"""

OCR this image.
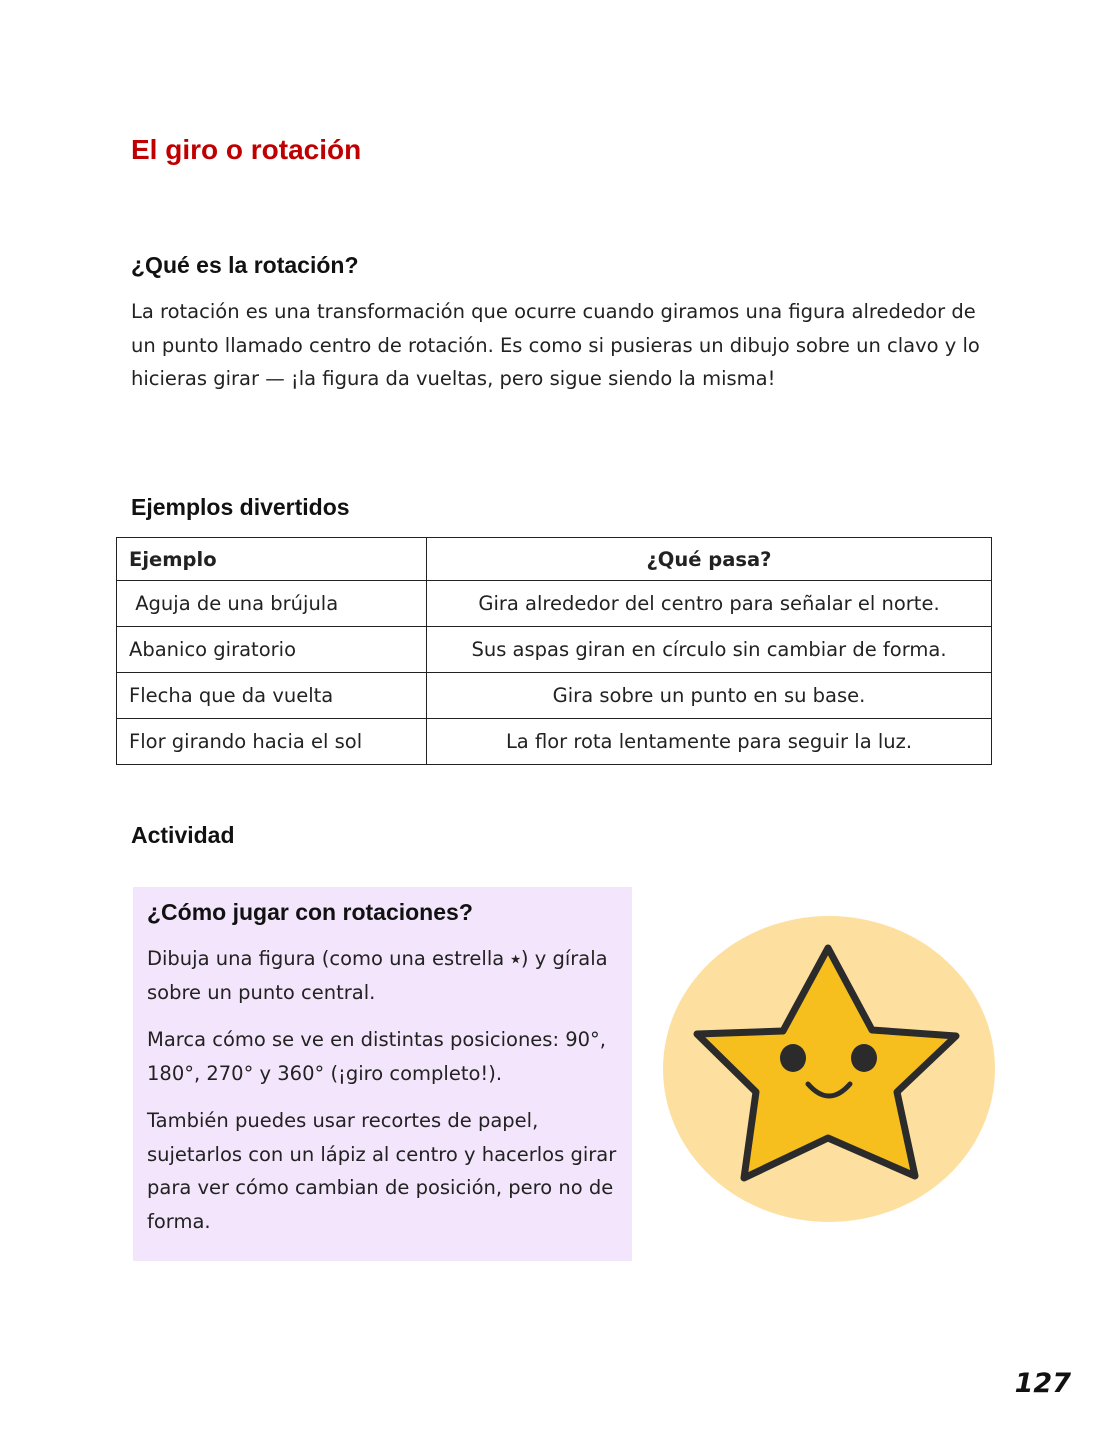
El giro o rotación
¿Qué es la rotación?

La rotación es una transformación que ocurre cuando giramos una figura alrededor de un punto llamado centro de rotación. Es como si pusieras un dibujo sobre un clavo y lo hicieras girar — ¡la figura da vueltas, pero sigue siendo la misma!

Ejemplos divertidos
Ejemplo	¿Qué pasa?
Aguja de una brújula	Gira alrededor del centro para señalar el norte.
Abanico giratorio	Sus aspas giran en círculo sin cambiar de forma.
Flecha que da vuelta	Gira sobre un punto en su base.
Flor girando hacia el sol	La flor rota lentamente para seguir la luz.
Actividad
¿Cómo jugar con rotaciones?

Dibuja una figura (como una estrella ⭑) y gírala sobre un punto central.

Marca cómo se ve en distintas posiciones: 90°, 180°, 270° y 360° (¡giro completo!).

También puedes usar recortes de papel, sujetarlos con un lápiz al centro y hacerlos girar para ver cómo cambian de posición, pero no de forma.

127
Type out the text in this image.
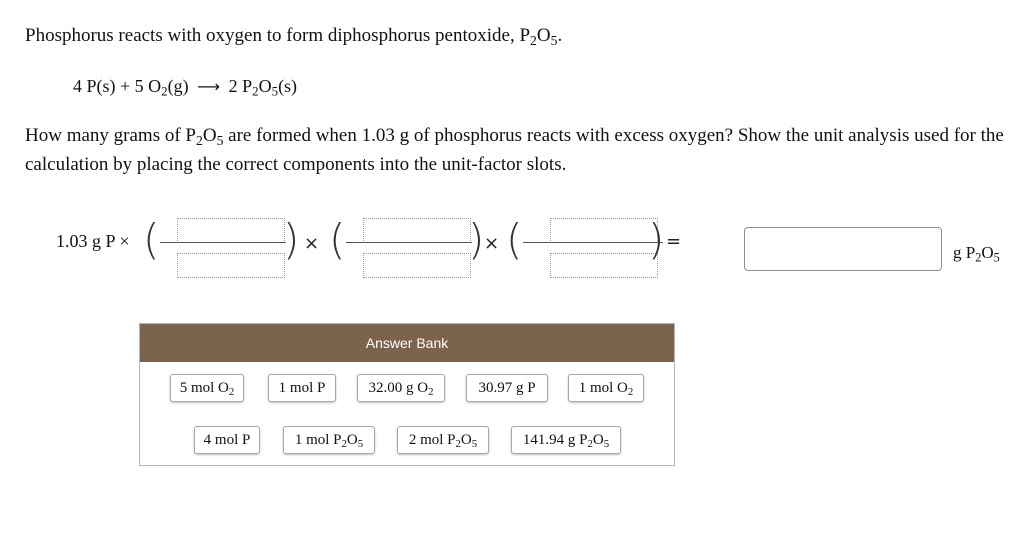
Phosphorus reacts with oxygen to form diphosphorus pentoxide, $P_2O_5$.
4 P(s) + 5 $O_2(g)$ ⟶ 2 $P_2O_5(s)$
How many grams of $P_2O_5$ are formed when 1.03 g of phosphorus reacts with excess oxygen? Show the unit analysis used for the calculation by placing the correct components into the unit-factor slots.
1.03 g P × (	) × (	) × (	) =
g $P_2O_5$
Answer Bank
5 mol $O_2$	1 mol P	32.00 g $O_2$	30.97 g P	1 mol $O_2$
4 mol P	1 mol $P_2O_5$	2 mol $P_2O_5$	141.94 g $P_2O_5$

"""

EXERCISE DESCRIPTION
In the data above, tally the lines holding "oxygen" and answer with the figure only.

WRITTEN REPLY
2